» **THE REQUEST**
Make an exact copy of the listing below.
** Begin **
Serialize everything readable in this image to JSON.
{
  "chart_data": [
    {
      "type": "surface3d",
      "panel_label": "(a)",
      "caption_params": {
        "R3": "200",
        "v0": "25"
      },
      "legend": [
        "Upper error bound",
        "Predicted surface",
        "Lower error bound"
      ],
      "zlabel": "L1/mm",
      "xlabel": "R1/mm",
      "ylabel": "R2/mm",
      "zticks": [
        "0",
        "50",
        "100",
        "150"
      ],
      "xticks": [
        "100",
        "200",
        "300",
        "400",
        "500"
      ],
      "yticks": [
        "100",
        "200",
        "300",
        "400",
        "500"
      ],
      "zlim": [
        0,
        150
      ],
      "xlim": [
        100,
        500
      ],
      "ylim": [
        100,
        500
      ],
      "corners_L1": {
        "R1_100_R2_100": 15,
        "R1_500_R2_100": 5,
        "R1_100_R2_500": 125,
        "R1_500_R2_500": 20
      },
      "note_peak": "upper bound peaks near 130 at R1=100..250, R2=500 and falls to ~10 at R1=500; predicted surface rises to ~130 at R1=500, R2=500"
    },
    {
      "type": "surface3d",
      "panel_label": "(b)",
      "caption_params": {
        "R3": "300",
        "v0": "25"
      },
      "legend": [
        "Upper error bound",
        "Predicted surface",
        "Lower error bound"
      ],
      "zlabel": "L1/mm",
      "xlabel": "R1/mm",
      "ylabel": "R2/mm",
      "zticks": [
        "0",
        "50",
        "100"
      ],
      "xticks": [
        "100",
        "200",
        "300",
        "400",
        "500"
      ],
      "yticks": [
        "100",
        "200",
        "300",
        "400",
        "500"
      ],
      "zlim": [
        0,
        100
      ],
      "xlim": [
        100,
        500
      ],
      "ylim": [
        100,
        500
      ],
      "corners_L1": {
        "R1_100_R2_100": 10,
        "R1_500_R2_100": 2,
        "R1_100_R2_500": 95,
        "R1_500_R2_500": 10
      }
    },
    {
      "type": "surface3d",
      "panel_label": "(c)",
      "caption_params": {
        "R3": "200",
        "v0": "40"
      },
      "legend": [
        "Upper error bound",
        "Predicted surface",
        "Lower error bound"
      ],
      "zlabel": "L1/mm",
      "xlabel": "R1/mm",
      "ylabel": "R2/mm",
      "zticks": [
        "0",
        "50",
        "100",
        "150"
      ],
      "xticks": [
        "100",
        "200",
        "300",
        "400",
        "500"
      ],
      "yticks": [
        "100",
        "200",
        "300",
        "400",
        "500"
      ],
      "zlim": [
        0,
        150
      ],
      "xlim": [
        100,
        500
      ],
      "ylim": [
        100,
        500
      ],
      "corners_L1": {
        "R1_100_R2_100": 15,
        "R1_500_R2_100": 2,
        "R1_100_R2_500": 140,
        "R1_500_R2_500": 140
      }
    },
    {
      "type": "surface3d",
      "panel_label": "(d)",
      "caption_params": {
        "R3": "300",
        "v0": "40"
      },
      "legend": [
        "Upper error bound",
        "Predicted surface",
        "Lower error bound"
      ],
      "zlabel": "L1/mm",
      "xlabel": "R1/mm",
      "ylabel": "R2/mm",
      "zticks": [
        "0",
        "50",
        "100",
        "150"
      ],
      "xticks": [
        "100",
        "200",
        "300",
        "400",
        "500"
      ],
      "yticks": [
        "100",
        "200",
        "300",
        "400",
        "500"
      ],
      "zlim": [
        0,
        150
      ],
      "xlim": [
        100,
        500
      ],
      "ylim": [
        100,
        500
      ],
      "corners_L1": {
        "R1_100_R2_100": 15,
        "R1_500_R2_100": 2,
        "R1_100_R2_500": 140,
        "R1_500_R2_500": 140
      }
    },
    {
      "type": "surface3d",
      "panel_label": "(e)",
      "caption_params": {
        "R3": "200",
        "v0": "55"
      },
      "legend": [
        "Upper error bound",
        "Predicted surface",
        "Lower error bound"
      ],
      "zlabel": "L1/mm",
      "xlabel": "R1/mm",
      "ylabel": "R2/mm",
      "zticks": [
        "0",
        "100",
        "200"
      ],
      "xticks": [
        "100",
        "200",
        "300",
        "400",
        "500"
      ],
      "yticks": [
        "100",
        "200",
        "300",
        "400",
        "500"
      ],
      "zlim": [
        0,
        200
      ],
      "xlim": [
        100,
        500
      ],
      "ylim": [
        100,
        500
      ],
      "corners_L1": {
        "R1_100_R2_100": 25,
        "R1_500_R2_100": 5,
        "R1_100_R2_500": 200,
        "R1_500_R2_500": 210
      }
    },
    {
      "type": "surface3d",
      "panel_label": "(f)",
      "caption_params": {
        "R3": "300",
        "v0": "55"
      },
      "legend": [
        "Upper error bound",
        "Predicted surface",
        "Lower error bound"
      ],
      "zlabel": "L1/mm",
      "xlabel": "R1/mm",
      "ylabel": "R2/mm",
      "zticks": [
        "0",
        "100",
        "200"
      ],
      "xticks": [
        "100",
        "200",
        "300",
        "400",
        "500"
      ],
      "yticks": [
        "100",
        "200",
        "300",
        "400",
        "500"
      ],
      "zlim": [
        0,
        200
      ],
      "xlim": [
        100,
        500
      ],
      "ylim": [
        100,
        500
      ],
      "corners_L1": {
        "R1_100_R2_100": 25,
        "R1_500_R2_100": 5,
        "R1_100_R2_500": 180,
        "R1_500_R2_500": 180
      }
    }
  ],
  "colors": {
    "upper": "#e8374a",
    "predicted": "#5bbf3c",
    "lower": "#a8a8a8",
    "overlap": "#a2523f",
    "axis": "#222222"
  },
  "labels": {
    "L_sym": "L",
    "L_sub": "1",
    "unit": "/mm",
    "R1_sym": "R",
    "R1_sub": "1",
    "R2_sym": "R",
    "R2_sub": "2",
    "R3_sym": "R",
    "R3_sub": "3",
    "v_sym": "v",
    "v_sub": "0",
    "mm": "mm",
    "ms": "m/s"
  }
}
** End **
» **RESPONSE TO THE TASK**
Serialize everything readable in this image to JSON.
{
  "chart_data": [
    {
      "type": "surface3d",
      "panel_label": "(a)",
      "caption_params": {
        "R3": "200",
        "v0": "25"
      },
      "legend": [
        "Upper error bound",
        "Predicted surface",
        "Lower error bound"
      ],
      "zlabel": "L1/mm",
      "xlabel": "R1/mm",
      "ylabel": "R2/mm",
      "zticks": [
        "0",
        "50",
        "100",
        "150"
      ],
      "xticks": [
        "100",
        "200",
        "300",
        "400",
        "500"
      ],
      "yticks": [
        "100",
        "200",
        "300",
        "400",
        "500"
      ],
      "zlim": [
        0,
        150
      ],
      "xlim": [
        100,
        500
      ],
      "ylim": [
        100,
        500
      ],
      "corners_L1": {
        "R1_100_R2_100": 15,
        "R1_500_R2_100": 5,
        "R1_100_R2_500": 125,
        "R1_500_R2_500": 20
      },
      "note_peak": "upper bound peaks near 130 at R1=100..250, R2=500 and falls to ~10 at R1=500; predicted surface rises to ~130 at R1=500, R2=500"
    },
    {
      "type": "surface3d",
      "panel_label": "(b)",
      "caption_params": {
        "R3": "300",
        "v0": "25"
      },
      "legend": [
        "Upper error bound",
        "Predicted surface",
        "Lower error bound"
      ],
      "zlabel": "L1/mm",
      "xlabel": "R1/mm",
      "ylabel": "R2/mm",
      "zticks": [
        "0",
        "50",
        "100"
      ],
      "xticks": [
        "100",
        "200",
        "300",
        "400",
        "500"
      ],
      "yticks": [
        "100",
        "200",
        "300",
        "400",
        "500"
      ],
      "zlim": [
        0,
        100
      ],
      "xlim": [
        100,
        500
      ],
      "ylim": [
        100,
        500
      ],
      "corners_L1": {
        "R1_100_R2_100": 10,
        "R1_500_R2_100": 2,
        "R1_100_R2_500": 95,
        "R1_500_R2_500": 10
      }
    },
    {
      "type": "surface3d",
      "panel_label": "(c)",
      "caption_params": {
        "R3": "200",
        "v0": "40"
      },
      "legend": [
        "Upper error bound",
        "Predicted surface",
        "Lower error bound"
      ],
      "zlabel": "L1/mm",
      "xlabel": "R1/mm",
      "ylabel": "R2/mm",
      "zticks": [
        "0",
        "50",
        "100",
        "150"
      ],
      "xticks": [
        "100",
        "200",
        "300",
        "400",
        "500"
      ],
      "yticks": [
        "100",
        "200",
        "300",
        "400",
        "500"
      ],
      "zlim": [
        0,
        150
      ],
      "xlim": [
        100,
        500
      ],
      "ylim": [
        100,
        500
      ],
      "corners_L1": {
        "R1_100_R2_100": 15,
        "R1_500_R2_100": 2,
        "R1_100_R2_500": 140,
        "R1_500_R2_500": 140
      }
    },
    {
      "type": "surface3d",
      "panel_label": "(d)",
      "caption_params": {
        "R3": "300",
        "v0": "40"
      },
      "legend": [
        "Upper error bound",
        "Predicted surface",
        "Lower error bound"
      ],
      "zlabel": "L1/mm",
      "xlabel": "R1/mm",
      "ylabel": "R2/mm",
      "zticks": [
        "0",
        "50",
        "100",
        "150"
      ],
      "xticks": [
        "100",
        "200",
        "300",
        "400",
        "500"
      ],
      "yticks": [
        "100",
        "200",
        "300",
        "400",
        "500"
      ],
      "zlim": [
        0,
        150
      ],
      "xlim": [
        100,
        500
      ],
      "ylim": [
        100,
        500
      ],
      "corners_L1": {
        "R1_100_R2_100": 15,
        "R1_500_R2_100": 2,
        "R1_100_R2_500": 140,
        "R1_500_R2_500": 140
      }
    },
    {
      "type": "surface3d",
      "panel_label": "(e)",
      "caption_params": {
        "R3": "200",
        "v0": "55"
      },
      "legend": [
        "Upper error bound",
        "Predicted surface",
        "Lower error bound"
      ],
      "zlabel": "L1/mm",
      "xlabel": "R1/mm",
      "ylabel": "R2/mm",
      "zticks": [
        "0",
        "100",
        "200"
      ],
      "xticks": [
        "100",
        "200",
        "300",
        "400",
        "500"
      ],
      "yticks": [
        "100",
        "200",
        "300",
        "400",
        "500"
      ],
      "zlim": [
        0,
        200
      ],
      "xlim": [
        100,
        500
      ],
      "ylim": [
        100,
        500
      ],
      "corners_L1": {
        "R1_100_R2_100": 25,
        "R1_500_R2_100": 5,
        "R1_100_R2_500": 200,
        "R1_500_R2_500": 210
      }
    },
    {
      "type": "surface3d",
      "panel_label": "(f)",
      "caption_params": {
        "R3": "300",
        "v0": "55"
      },
      "legend": [
        "Upper error bound",
        "Predicted surface",
        "Lower error bound"
      ],
      "zlabel": "L1/mm",
      "xlabel": "R1/mm",
      "ylabel": "R2/mm",
      "zticks": [
        "0",
        "100",
        "200"
      ],
      "xticks": [
        "100",
        "200",
        "300",
        "400",
        "500"
      ],
      "yticks": [
        "100",
        "200",
        "300",
        "400",
        "500"
      ],
      "zlim": [
        0,
        200
      ],
      "xlim": [
        100,
        500
      ],
      "ylim": [
        100,
        500
      ],
      "corners_L1": {
        "R1_100_R2_100": 25,
        "R1_500_R2_100": 5,
        "R1_100_R2_500": 180,
        "R1_500_R2_500": 180
      }
    }
  ],
  "colors": {
    "upper": "#e8374a",
    "predicted": "#5bbf3c",
    "lower": "#a8a8a8",
    "overlap": "#a2523f",
    "axis": "#222222"
  },
  "labels": {
    "L_sym": "L",
    "L_sub": "1",
    "unit": "/mm",
    "R1_sym": "R",
    "R1_sub": "1",
    "R2_sym": "R",
    "R2_sub": "2",
    "R3_sym": "R",
    "R3_sub": "3",
    "v_sym": "v",
    "v_sub": "0",
    "mm": "mm",
    "ms": "m/s"
  }
}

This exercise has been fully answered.